→ Collected data:
────────

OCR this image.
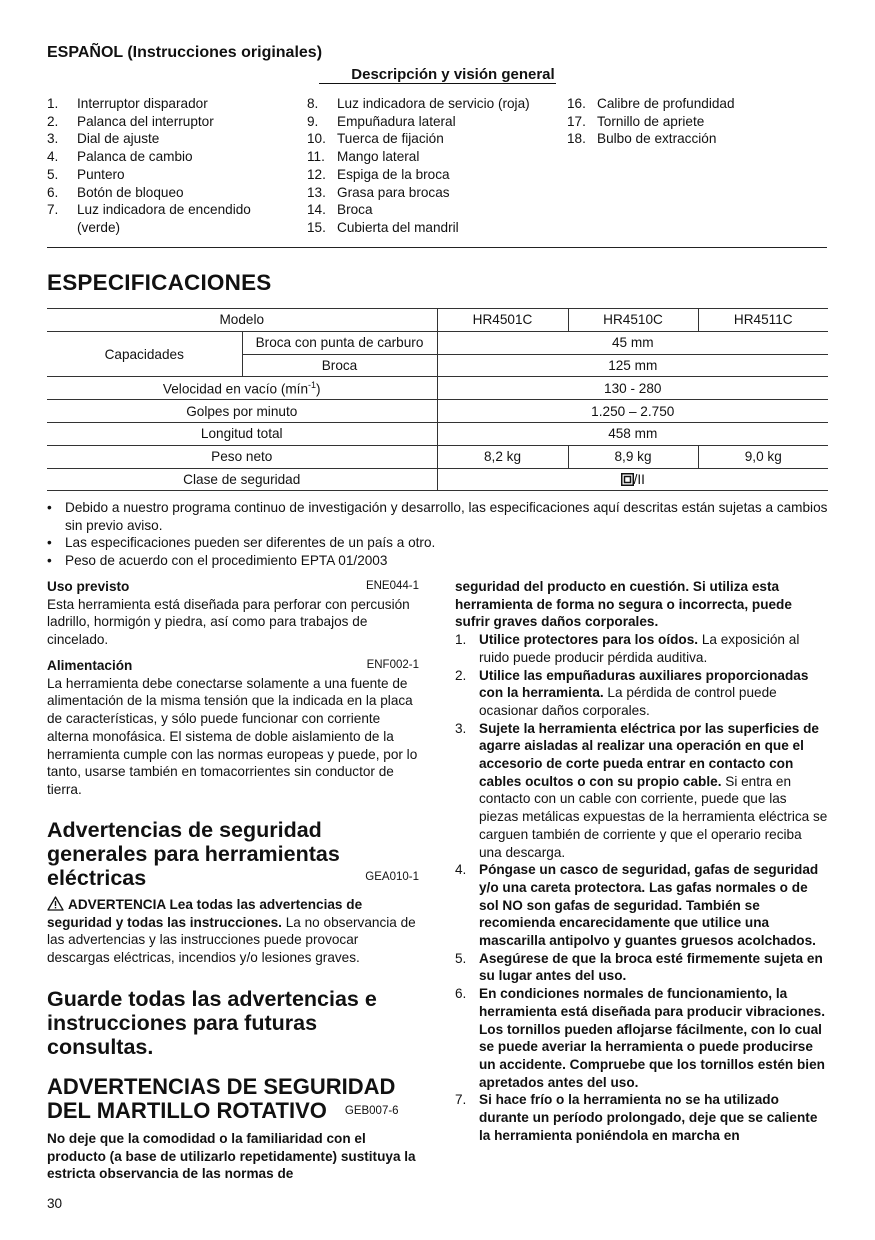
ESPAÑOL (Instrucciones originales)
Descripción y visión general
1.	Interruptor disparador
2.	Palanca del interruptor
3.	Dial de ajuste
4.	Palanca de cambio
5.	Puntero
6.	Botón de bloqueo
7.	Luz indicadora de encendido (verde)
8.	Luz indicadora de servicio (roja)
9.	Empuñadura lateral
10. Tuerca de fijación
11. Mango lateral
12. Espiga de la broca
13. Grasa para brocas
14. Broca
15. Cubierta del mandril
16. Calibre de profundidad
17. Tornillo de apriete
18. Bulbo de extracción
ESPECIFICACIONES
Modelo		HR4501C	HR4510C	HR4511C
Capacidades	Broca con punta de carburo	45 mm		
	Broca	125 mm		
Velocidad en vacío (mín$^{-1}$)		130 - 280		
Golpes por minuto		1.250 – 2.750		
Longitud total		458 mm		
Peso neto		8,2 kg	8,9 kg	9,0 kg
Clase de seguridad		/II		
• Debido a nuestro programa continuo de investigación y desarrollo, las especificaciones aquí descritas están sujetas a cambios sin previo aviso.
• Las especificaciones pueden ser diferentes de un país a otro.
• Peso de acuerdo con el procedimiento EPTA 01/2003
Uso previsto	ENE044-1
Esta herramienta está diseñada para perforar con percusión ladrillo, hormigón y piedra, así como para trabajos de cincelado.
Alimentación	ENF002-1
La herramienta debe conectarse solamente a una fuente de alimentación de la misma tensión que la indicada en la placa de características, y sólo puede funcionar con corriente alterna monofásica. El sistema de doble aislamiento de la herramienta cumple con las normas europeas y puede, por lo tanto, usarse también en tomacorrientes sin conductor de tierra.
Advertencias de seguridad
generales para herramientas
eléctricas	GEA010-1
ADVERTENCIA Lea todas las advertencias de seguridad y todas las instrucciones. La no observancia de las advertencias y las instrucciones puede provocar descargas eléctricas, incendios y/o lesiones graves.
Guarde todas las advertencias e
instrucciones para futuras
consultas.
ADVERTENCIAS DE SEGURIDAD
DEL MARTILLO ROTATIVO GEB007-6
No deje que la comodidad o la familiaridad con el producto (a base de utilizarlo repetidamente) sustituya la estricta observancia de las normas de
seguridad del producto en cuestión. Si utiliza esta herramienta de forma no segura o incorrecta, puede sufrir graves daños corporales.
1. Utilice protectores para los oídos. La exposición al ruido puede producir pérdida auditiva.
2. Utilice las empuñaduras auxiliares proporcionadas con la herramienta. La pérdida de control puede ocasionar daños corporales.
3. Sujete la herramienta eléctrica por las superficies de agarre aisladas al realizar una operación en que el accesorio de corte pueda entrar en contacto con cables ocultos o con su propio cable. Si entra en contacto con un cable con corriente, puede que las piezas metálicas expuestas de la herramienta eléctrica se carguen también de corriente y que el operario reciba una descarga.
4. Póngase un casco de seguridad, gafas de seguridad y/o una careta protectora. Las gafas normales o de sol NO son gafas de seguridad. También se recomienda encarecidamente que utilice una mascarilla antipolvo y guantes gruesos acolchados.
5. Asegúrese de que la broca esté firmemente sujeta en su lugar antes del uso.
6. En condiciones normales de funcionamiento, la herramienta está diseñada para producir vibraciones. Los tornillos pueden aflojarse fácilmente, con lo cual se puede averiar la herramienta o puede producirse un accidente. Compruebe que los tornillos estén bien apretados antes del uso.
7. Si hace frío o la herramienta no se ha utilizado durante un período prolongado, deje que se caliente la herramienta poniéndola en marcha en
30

────────

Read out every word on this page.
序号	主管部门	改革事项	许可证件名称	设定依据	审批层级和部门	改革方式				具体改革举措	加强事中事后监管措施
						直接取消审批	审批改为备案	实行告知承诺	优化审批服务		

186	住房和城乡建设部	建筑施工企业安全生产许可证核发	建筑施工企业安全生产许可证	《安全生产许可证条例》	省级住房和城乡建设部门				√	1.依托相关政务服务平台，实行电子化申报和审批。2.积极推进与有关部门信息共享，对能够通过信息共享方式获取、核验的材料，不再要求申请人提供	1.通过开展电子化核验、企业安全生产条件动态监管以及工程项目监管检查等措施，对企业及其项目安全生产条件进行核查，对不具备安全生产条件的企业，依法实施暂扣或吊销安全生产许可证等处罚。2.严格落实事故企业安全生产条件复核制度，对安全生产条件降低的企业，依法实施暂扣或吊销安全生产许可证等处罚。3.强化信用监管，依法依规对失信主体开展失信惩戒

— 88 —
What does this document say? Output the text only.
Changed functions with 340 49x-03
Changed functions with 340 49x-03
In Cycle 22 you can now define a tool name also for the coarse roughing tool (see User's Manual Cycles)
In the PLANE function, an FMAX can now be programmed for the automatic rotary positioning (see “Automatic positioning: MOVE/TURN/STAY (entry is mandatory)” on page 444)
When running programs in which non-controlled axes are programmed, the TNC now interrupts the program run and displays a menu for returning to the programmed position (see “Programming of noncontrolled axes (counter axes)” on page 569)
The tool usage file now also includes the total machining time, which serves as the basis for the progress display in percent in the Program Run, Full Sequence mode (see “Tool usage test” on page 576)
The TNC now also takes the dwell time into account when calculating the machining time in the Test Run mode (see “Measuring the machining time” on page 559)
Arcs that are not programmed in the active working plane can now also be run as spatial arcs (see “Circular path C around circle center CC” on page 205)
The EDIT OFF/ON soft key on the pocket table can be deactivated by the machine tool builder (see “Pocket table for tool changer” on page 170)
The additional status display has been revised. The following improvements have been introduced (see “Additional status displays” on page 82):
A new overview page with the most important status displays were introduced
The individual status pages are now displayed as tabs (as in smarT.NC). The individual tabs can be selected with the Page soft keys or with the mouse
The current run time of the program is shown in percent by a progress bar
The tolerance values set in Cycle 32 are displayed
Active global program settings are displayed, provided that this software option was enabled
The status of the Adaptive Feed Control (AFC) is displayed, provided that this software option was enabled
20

────────

→ Aim of the task: Gather each line holding the string "graves".

→ Final result:
ADVERTENCIA Lea todas las advertencias de seguridad y todas las instrucciones. La no observancia de las advertencias y las instrucciones puede provocar descargas eléctricas, incendios y/o lesiones graves.
seguridad del producto en cuestión. Si utiliza esta herramienta de forma no segura o incorrecta, puede sufrir graves daños corporales.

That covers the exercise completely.